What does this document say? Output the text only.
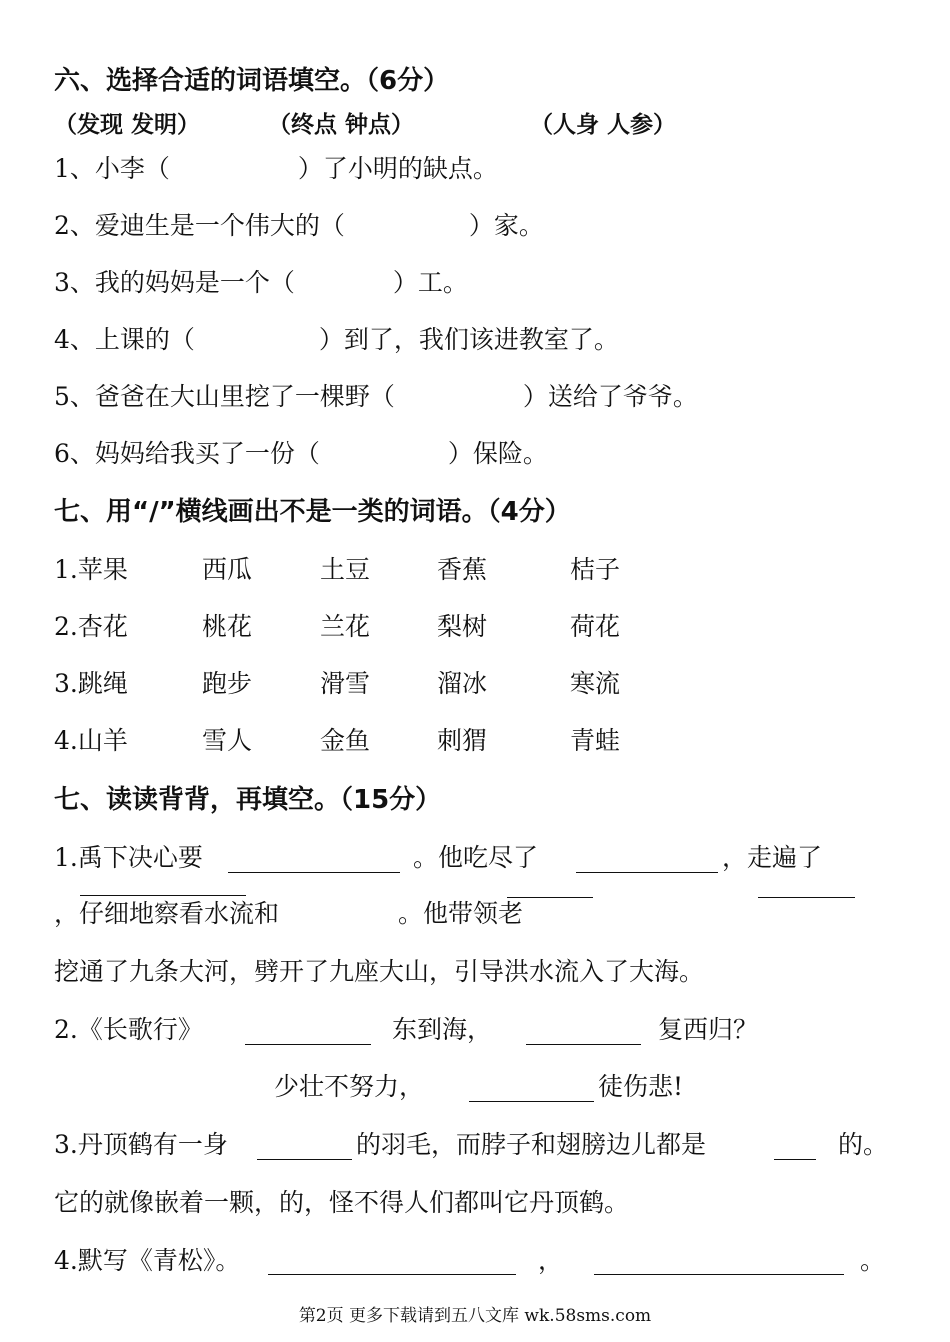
六、选择合适的词语填空。（6分）
（发现 发明）	（终点 钟点）	（人身 人参）
1、小李（	）了小明的缺点。
2、爱迪生是一个伟大的（	）家。
3、我的妈妈是一个（	）工。
4、上课的（	）到了，我们该进教室了。
5、爸爸在大山里挖了一棵野（	）送给了爷爷。
6、妈妈给我买了一份（	）保险。
七、用“/”横线画出不是一类的词语。（4分）
1.苹果	西瓜	土豆	香蕉	桔子
2.杏花	桃花	兰花	梨树	荷花
3.跳绳	跑步	滑雪	溜冰	寒流
4.山羊	雪人	金鱼	刺猬	青蛙
七、读读背背，再填空。（15分）
1.禹下决心要	。他吃尽了	，走遍了
，仔细地察看水流和	。他带领老
挖通了九条大河，劈开了九座大山，引导洪水流入了大海。
2.《长歌行》	东到海，	复西归？
少壮不努力，	徒伤悲!
3.丹顶鹤有一身	的羽毛，而脖子和翅膀边儿都是	的。
它的就像嵌着一颗，的，怪不得人们都叫它丹顶鹤。
4.默写《青松》。	，	。
第2页 更多下载请到五八文库 wk.58sms.com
= = =
§ STATED PROBLEM
Transcribe every record above exactly as written, leaving out any pictures.

§ OUTPUT
What does this document say? Output the text only.
六、选择合适的词语填空。（6分）
（发现 发明）	（终点 钟点）	（人身 人参）
1、小李（	）了小明的缺点。
2、爱迪生是一个伟大的（	）家。
3、我的妈妈是一个（	）工。
4、上课的（	）到了，我们该进教室了。
5、爸爸在大山里挖了一棵野（	）送给了爷爷。
6、妈妈给我买了一份（	）保险。
七、用“/”横线画出不是一类的词语。（4分）
1.苹果	西瓜	土豆	香蕉	桔子
2.杏花	桃花	兰花	梨树	荷花
3.跳绳	跑步	滑雪	溜冰	寒流
4.山羊	雪人	金鱼	刺猬	青蛙
七、读读背背，再填空。（15分）
1.禹下决心要	。他吃尽了	，走遍了
，仔细地察看水流和	。他带领老
挖通了九条大河，劈开了九座大山，引导洪水流入了大海。
2.《长歌行》	东到海，	复西归？
少壮不努力，	徒伤悲!
3.丹顶鹤有一身	的羽毛，而脖子和翅膀边儿都是	的。
它的就像嵌着一颗，的，怪不得人们都叫它丹顶鹤。
4.默写《青松》。	，	。
第2页 更多下载请到五八文库 wk.58sms.com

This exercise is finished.